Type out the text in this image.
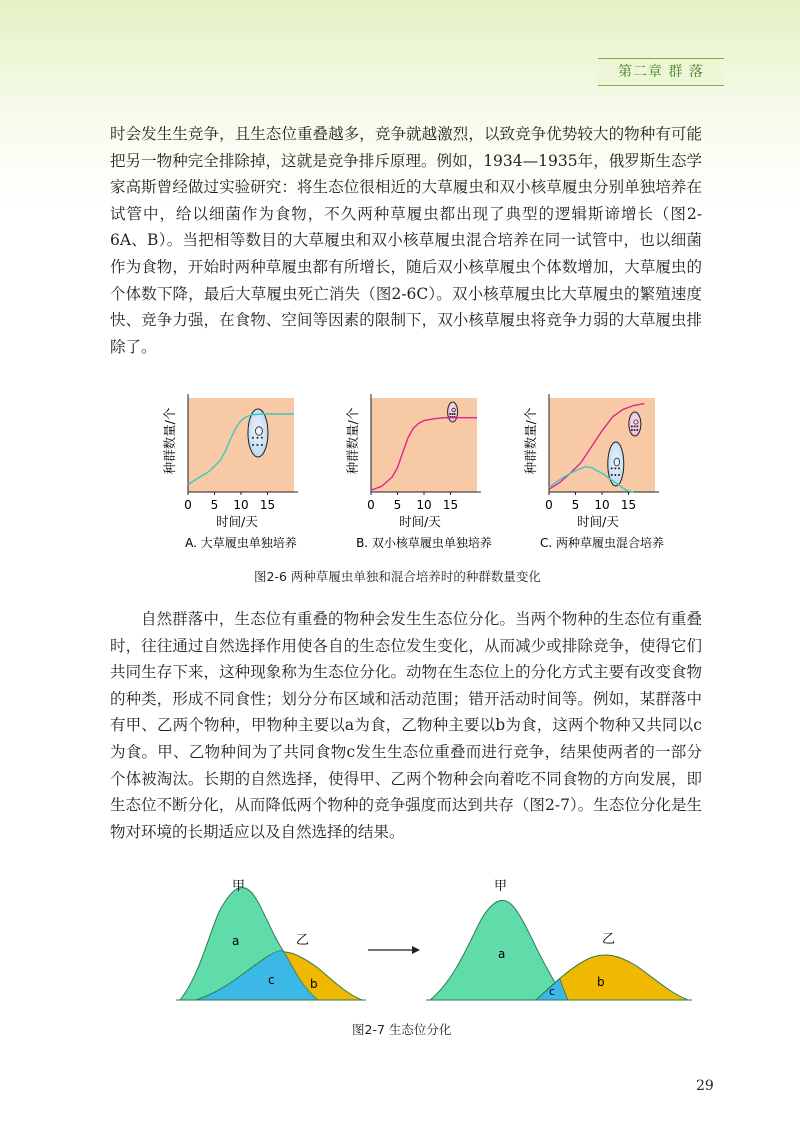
第二章 群 落

时会发生生竞争，且生态位重叠越多，竞争就越激烈，以致竞争优势较大的物种有可能把另一物种完全排除掉，这就是竞争排斥原理。例如，1934—1935年，俄罗斯生态学家高斯曾经做过实验研究：将生态位很相近的大草履虫和双小核草履虫分别单独培养在试管中，给以细菌作为食物，不久两种草履虫都出现了典型的逻辑斯谛增长（图2-6A、B）。当把相等数目的大草履虫和双小核草履虫混合培养在同一试管中，也以细菌作为食物，开始时两种草履虫都有所增长，随后双小核草履虫个体数增加，大草履虫的个体数下降，最后大草履虫死亡消失（图2-6C）。双小核草履虫比大草履虫的繁殖速度快、竞争力强，在食物、空间等因素的限制下，双小核草履虫将竞争力弱的大草履虫排除了。

0 5 10 15
时间/天
种群数量/个
A. 大草履虫单独培养
0 5 10 15
时间/天
种群数量/个
B. 双小核草履虫单独培养
0 5 10 15
时间/天
种群数量/个
C. 两种草履虫混合培养
图2-6 两种草履虫单独和混合培养时的种群数量变化

自然群落中，生态位有重叠的物种会发生生态位分化。当两个物种的生态位有重叠时，往往通过自然选择作用使各自的生态位发生变化，从而减少或排除竞争，使得它们共同生存下来，这种现象称为生态位分化。动物在生态位上的分化方式主要有改变食物的种类，形成不同食性；划分分布区域和活动范围；错开活动时间等。例如，某群落中有甲、乙两个物种，甲物种主要以a为食，乙物种主要以b为食，这两个物种又共同以c为食。甲、乙物种间为了共同食物c发生生态位重叠而进行竞争，结果使两者的一部分个体被淘汰。长期的自然选择，使得甲、乙两个物种会向着吃不同食物的方向发展，即生态位不断分化，从而降低两个物种的竞争强度而达到共存（图2-7）。生态位分化是生物对环境的长期适应以及自然选择的结果。

甲
乙
a
c	b
甲
乙
a
c
b
图2-7 生态位分化
29
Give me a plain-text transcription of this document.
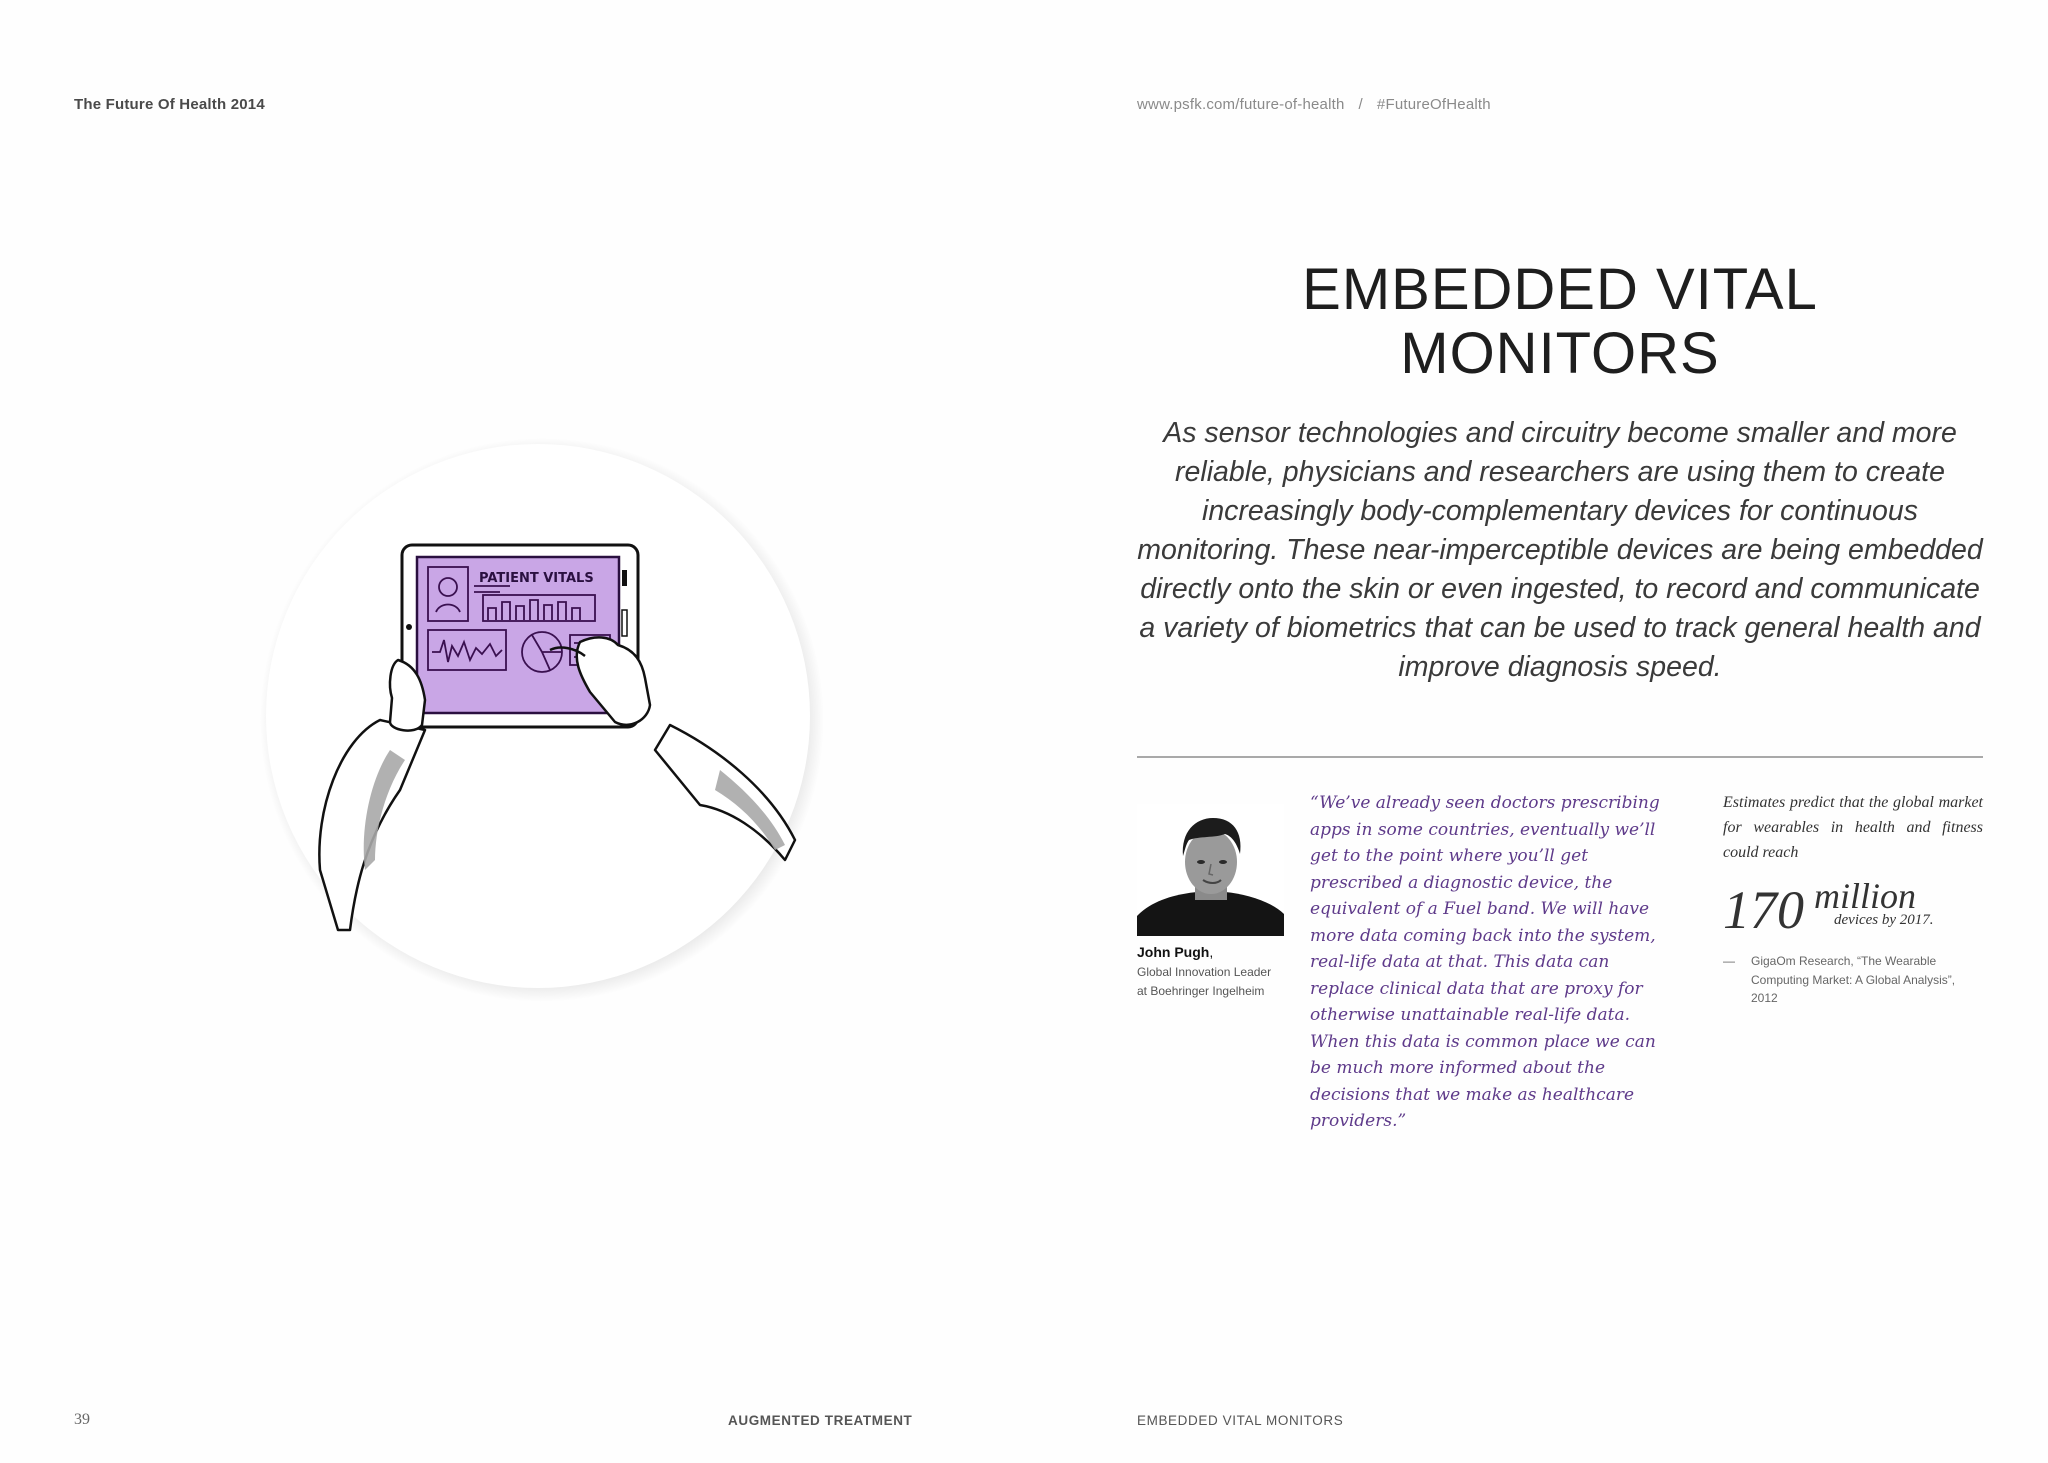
The Future Of Health 2014	www.psfk.com/future-of-health / #FutureOfHealth
PATIENT VITALS
EMBEDDED VITAL
MONITORS
As sensor technologies and circuitry become smaller and more reliable, physicians and researchers are using them to create increasingly body-complementary devices for continuous monitoring. These near-imperceptible devices are being embedded directly onto the skin or even ingested, to record and communicate a variety of biometrics that can be used to track general health and improve diagnosis speed.
John Pugh,
Global Innovation Leader at Boehringer Ingelheim
“We’ve already seen doctors prescribing apps in some countries, eventually we’ll get to the point where you’ll get prescribed a diagnostic device, the equivalent of a Fuel band. We will have more data coming back into the system, real-life data at that. This data can replace clinical data that are proxy for otherwise unattainable real-life data. When this data is common place we can be much more informed about the decisions that we make as healthcare providers.”
Estimates predict that the global market for wearables in health and fitness could reach
170 million
devices by 2017.
—	GigaOm Research, “The Wearable Computing Market: A Global Analysis”, 2012
39	AUGMENTED TREATMENT	EMBEDDED VITAL MONITORS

======

— Instruction —
State how many lines include the string "that". Give no other information.

— Result of this exercise —
3